To do: Replace "light-dot" with "glow-dot" in the rows from the start through the line holding "- feature-lugar: Lugar", inclusive, and write those lines out again with nothing else changed.

(Region annotation records)

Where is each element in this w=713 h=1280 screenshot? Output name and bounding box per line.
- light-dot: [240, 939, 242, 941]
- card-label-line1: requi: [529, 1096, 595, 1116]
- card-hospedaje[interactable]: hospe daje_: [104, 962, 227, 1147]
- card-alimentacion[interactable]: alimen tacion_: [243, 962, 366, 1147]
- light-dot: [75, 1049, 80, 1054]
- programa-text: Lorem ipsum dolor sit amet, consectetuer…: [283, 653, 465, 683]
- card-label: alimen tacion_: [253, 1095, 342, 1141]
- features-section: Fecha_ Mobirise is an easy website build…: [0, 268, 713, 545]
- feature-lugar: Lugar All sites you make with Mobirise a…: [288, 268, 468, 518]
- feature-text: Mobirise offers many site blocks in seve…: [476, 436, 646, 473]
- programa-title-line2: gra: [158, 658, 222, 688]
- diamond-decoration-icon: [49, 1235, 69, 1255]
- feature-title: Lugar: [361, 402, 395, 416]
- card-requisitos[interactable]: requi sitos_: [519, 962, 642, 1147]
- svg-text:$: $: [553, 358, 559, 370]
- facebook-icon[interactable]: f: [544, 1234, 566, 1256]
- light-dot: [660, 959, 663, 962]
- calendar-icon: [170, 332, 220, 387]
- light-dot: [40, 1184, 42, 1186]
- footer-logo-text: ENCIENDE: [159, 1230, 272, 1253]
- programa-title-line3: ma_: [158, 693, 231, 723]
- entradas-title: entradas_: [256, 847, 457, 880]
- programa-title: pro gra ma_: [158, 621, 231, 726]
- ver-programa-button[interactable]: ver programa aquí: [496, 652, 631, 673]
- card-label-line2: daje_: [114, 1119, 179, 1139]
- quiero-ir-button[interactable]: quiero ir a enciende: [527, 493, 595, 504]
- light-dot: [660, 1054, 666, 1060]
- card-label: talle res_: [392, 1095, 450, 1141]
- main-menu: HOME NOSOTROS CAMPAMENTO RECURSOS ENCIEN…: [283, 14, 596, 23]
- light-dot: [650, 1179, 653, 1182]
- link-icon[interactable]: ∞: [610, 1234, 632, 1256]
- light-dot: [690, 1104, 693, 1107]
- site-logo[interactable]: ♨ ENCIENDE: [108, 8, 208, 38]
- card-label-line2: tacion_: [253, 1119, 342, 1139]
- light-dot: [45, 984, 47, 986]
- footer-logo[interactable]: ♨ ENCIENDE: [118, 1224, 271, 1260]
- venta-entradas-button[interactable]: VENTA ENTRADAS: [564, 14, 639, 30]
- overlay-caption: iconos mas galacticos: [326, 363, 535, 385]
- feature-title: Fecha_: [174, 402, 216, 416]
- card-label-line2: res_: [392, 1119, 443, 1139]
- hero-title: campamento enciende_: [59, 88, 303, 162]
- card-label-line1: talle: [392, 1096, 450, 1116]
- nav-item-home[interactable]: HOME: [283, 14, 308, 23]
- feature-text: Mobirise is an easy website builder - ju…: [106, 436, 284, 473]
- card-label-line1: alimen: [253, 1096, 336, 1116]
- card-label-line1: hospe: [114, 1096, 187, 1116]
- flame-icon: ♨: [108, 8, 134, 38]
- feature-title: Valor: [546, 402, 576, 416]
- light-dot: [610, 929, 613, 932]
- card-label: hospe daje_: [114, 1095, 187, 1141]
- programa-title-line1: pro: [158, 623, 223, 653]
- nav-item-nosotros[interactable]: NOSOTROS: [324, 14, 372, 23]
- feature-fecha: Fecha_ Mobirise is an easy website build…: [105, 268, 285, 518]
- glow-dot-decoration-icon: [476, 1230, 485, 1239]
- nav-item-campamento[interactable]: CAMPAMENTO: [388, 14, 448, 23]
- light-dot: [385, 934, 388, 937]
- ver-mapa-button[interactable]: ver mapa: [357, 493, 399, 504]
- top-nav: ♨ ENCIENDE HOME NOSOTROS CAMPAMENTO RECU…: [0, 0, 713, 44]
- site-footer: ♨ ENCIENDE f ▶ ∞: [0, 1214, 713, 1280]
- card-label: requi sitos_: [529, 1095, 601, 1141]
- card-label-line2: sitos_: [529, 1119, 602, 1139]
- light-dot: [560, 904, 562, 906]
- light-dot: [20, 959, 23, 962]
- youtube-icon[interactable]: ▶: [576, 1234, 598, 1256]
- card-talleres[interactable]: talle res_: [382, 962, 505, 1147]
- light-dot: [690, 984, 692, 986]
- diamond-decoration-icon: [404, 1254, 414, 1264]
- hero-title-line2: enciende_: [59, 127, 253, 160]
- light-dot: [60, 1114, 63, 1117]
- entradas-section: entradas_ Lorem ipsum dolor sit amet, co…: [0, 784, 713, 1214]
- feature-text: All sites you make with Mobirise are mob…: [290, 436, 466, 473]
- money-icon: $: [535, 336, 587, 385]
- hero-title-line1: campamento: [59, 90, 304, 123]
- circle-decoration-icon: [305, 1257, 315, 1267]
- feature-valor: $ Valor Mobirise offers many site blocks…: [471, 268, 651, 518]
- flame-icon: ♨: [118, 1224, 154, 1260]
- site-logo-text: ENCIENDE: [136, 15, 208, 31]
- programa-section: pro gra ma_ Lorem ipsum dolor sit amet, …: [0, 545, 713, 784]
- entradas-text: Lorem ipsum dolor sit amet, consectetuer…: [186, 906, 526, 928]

Exercise answer:
Where is each element in this w=713 h=1280 screenshot? Output name and bounding box per line.
- glow-dot: [240, 939, 242, 941]
- card-label-line1: requi: [529, 1096, 595, 1116]
- card-hospedaje[interactable]: hospe daje_: [104, 962, 227, 1147]
- card-alimentacion[interactable]: alimen tacion_: [243, 962, 366, 1147]
- glow-dot: [75, 1049, 80, 1054]
- programa-text: Lorem ipsum dolor sit amet, consectetuer…: [283, 653, 465, 683]
- card-label: alimen tacion_: [253, 1095, 342, 1141]
- features-section: Fecha_ Mobirise is an easy website build…: [0, 268, 713, 545]
- feature-lugar: Lugar All sites you make with Mobirise a…: [288, 268, 468, 518]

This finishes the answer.